**Stated task A**
Set down the biography of Sarah Keith-Lucas in full, word for word.

# Excerpt to read start

Sarah Dorothy Keith-Lucas (born 12 February 1982) is an English meteorologist, and a BBC weather presenter on BBC One.

Early life
Keith-Lucas was born in Hastings, East Sussex in 1982. She is the daughter of Christopher Leslie Keith-Lucas (born 1949) and Claire Forrester. Her middle name comes from her grandmother Dorothy de Bauduy Robertson, who was killed in a road accident in 1979; Dorothy's husband was David Keith-Lucas, who was an aerodynamicist in Kent during World War II, and President, from 1968–69, of the Royal Aeronautical Society. Sarah has an older brother.

For part of her education Keith-Lucas attended Cranbrook School, Kent, a co-educational state grammar school. She took her GCSEs at Robertsbridge Community College.

She studied Geography at Durham University (Collingwood College).

Personal 
Keith-Lucas is married to Richard Sutton and they have two children.

# Excerpt to read end
# Provided entries start

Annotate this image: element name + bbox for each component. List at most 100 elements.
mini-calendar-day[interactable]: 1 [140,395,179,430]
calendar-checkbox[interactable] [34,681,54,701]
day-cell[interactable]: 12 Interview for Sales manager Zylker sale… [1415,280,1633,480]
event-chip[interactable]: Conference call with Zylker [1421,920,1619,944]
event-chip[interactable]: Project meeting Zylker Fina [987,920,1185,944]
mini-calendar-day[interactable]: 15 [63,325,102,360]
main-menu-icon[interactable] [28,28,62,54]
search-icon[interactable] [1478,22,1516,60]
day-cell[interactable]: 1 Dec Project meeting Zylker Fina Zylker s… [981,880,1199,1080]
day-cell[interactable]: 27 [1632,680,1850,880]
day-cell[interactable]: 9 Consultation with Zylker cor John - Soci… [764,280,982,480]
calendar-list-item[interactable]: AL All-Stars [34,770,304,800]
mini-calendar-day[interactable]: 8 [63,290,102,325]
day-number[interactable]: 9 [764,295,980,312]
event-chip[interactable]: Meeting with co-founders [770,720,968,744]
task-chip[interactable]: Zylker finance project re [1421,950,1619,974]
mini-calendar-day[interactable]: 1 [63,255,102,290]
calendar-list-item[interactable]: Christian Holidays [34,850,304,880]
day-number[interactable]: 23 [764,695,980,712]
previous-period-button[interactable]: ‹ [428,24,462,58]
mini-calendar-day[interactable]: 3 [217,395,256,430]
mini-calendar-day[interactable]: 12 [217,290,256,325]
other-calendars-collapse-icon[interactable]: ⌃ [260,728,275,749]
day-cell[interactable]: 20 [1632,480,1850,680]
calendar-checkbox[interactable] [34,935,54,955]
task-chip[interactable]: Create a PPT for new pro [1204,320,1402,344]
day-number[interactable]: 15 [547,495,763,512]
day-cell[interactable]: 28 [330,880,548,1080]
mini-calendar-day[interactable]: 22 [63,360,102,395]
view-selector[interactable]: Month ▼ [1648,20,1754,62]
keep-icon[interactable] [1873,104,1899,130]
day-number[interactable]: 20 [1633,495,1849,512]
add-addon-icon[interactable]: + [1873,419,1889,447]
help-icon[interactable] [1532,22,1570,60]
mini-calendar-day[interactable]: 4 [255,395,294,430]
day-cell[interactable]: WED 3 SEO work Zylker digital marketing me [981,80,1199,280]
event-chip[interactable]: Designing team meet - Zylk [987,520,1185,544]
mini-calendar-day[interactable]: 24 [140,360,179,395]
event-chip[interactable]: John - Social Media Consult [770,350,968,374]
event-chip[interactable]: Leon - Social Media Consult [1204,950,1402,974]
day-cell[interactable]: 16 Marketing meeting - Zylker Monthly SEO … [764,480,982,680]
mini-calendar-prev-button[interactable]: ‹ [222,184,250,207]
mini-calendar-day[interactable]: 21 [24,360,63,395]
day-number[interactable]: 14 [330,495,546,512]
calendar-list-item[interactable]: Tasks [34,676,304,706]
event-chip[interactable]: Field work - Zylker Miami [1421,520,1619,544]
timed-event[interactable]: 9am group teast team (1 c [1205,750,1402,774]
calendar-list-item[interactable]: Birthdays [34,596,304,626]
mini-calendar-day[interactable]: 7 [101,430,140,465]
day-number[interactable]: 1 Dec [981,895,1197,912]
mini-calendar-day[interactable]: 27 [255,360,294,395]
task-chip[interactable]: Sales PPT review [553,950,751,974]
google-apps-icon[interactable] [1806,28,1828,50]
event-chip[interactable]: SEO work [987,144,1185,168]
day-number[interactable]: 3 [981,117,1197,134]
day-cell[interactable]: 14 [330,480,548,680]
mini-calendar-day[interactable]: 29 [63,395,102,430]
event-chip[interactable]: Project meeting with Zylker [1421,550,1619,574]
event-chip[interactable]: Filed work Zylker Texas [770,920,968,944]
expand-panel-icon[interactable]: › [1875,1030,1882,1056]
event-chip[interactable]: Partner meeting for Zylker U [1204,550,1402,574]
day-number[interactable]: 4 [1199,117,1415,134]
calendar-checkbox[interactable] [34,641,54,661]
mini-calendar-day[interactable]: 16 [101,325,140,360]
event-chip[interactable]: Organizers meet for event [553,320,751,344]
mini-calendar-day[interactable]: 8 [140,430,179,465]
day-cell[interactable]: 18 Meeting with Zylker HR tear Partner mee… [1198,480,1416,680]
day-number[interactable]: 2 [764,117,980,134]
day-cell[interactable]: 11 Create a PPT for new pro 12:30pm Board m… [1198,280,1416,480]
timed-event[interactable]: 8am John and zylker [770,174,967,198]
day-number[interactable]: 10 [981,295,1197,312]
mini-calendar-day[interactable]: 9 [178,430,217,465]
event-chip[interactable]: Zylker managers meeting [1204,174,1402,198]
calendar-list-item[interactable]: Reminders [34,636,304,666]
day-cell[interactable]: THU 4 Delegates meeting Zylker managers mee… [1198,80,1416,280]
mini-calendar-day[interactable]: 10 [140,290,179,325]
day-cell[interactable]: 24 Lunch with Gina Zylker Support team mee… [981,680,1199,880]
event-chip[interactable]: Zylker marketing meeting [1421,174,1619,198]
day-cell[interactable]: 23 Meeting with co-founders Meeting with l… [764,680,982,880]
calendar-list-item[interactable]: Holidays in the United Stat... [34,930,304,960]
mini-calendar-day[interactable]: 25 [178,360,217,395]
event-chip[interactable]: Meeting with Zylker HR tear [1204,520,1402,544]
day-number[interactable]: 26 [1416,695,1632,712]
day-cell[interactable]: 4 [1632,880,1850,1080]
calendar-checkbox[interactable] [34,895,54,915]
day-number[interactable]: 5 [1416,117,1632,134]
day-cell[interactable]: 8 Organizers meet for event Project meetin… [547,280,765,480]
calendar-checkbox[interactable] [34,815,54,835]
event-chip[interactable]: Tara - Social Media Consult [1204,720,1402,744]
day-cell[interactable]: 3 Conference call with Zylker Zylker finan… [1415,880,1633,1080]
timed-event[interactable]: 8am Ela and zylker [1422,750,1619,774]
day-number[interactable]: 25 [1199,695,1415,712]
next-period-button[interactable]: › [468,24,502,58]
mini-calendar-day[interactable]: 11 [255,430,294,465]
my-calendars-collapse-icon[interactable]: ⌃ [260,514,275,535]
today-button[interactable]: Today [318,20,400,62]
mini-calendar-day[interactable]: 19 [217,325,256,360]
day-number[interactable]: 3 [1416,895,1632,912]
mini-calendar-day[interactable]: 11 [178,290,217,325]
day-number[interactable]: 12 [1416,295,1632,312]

# Provided entries end

**Stated task B**
Extract verbatim the lines of the records from the first line through the line containing "previous-period-button[interactable]: ‹ [428,24,462,58]", both included.

**Solution A**
Sarah Dorothy Keith-Lucas (born 12 February 1982) is an English meteorologist, and a BBC weather presenter on BBC One.

Early life
Keith-Lucas was born in Hastings, East Sussex in 1982. She is the daughter of Christopher Leslie Keith-Lucas (born 1949) and Claire Forrester. Her middle name comes from her grandmother Dorothy de Bauduy Robertson, who was killed in a road accident in 1979; Dorothy's husband was David Keith-Lucas, who was an aerodynamicist in Kent during World War II, and President, from 1968–69, of the Royal Aeronautical Society. Sarah has an older brother.

For part of her education Keith-Lucas attended Cranbrook School, Kent, a co-educational state grammar school. She took her GCSEs at Robertsbridge Community College.

She studied Geography at Durham University (Collingwood College).

Personal 
Keith-Lucas is married to Richard Sutton and they have two children.

**Solution B**
Annotate this image: element name + bbox for each component. List at most 100 elements.
mini-calendar-day[interactable]: 1 [140,395,179,430]
calendar-checkbox[interactable] [34,681,54,701]
day-cell[interactable]: 12 Interview for Sales manager Zylker sale… [1415,280,1633,480]
event-chip[interactable]: Conference call with Zylker [1421,920,1619,944]
event-chip[interactable]: Project meeting Zylker Fina [987,920,1185,944]
mini-calendar-day[interactable]: 15 [63,325,102,360]
main-menu-icon[interactable] [28,28,62,54]
search-icon[interactable] [1478,22,1516,60]
day-cell[interactable]: 1 Dec Project meeting Zylker Fina Zylker s… [981,880,1199,1080]
day-cell[interactable]: 27 [1632,680,1850,880]
day-cell[interactable]: 9 Consultation with Zylker cor John - Soci… [764,280,982,480]
calendar-list-item[interactable]: AL All-Stars [34,770,304,800]
mini-calendar-day[interactable]: 8 [63,290,102,325]
day-number[interactable]: 9 [764,295,980,312]
event-chip[interactable]: Meeting with co-founders [770,720,968,744]
task-chip[interactable]: Zylker finance project re [1421,950,1619,974]
mini-calendar-day[interactable]: 1 [63,255,102,290]
calendar-list-item[interactable]: Christian Holidays [34,850,304,880]
day-number[interactable]: 23 [764,695,980,712]
previous-period-button[interactable]: ‹ [428,24,462,58]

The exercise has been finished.